--- SUPPLIED DATA ---

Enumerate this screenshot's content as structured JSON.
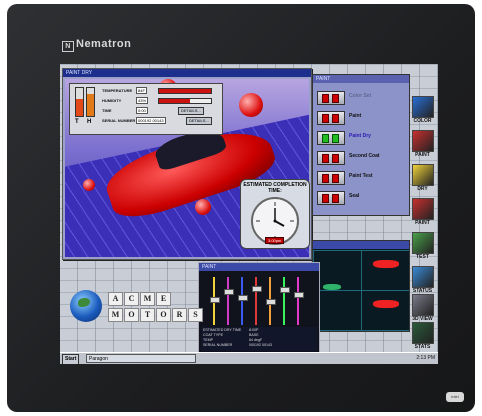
{
  "device": {
    "brand": "Nematron",
    "badge": "intel"
  },
  "gauges_panel": {
    "title": "PAINT DRY",
    "th": {
      "t": "T",
      "h": "H",
      "t_level": 0.62,
      "h_level": 0.78
    },
    "rows": [
      {
        "label": "TEMPERATURE",
        "value": "84F"
      },
      {
        "label": "HUMIDITY",
        "value": "43%"
      },
      {
        "label": "TIME",
        "value": "0:00",
        "button": "DETAILS..."
      },
      {
        "label": "SERIAL NUMBER",
        "value": "000192 00143",
        "button": "DETAILS..."
      }
    ]
  },
  "paint_window": {
    "title": "PAINT",
    "steps": [
      {
        "label": "Color Set",
        "state": "dim"
      },
      {
        "label": "Paint",
        "state": "normal"
      },
      {
        "label": "Paint Dry",
        "state": "active"
      },
      {
        "label": "Second Coat",
        "state": "normal"
      },
      {
        "label": "Paint Test",
        "state": "normal"
      },
      {
        "label": "Seal",
        "state": "normal"
      }
    ]
  },
  "clock_panel": {
    "title": "ESTIMATED COMPLETION TIME:",
    "time": "3:00pm"
  },
  "mixer": {
    "title": "PAINT",
    "info": [
      {
        "k": "ESTIMATED DRY TIME",
        "v": "8:00P"
      },
      {
        "k": "COAT TYPE",
        "v": "BASE"
      },
      {
        "k": "TEMP",
        "v": "84 degF"
      },
      {
        "k": "SERIAL NUMBER",
        "v": "000192 00143"
      }
    ],
    "slider_colors": [
      "#f2d23a",
      "#d23ac8",
      "#3a5af2",
      "#e23a3a",
      "#f2a03a",
      "#3af25a",
      "#e23ac8"
    ],
    "slider_levels": [
      0.55,
      0.72,
      0.6,
      0.8,
      0.5,
      0.78,
      0.66
    ]
  },
  "acme": {
    "row1": [
      "A",
      "C",
      "M",
      "E"
    ],
    "row2": [
      "M",
      "O",
      "T",
      "O",
      "R",
      "S"
    ]
  },
  "toolbar": [
    {
      "label": "COLOR",
      "color": "#2a6fd6"
    },
    {
      "label": "PAINT",
      "color": "#c83030"
    },
    {
      "label": "DRY",
      "color": "#f0d23a"
    },
    {
      "label": "PAINT",
      "color": "#c83030"
    },
    {
      "label": "TEST",
      "color": "#4aa04a"
    },
    {
      "label": "STATUS",
      "color": "#3a8ad6"
    },
    {
      "label": "3D VIEW",
      "color": "#7a7a8a"
    },
    {
      "label": "STATS",
      "color": "#2a5a3a"
    }
  ],
  "taskbar": {
    "start": "Start",
    "task": "Paragon",
    "time": "2:13 PM"
  }
}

---

• _STATED GOAL_
Pull every line containing the word "SERIAL" out of the entries above.

• _RESPONSE_
        "label": "SERIAL NUMBER",
        "k": "SERIAL NUMBER",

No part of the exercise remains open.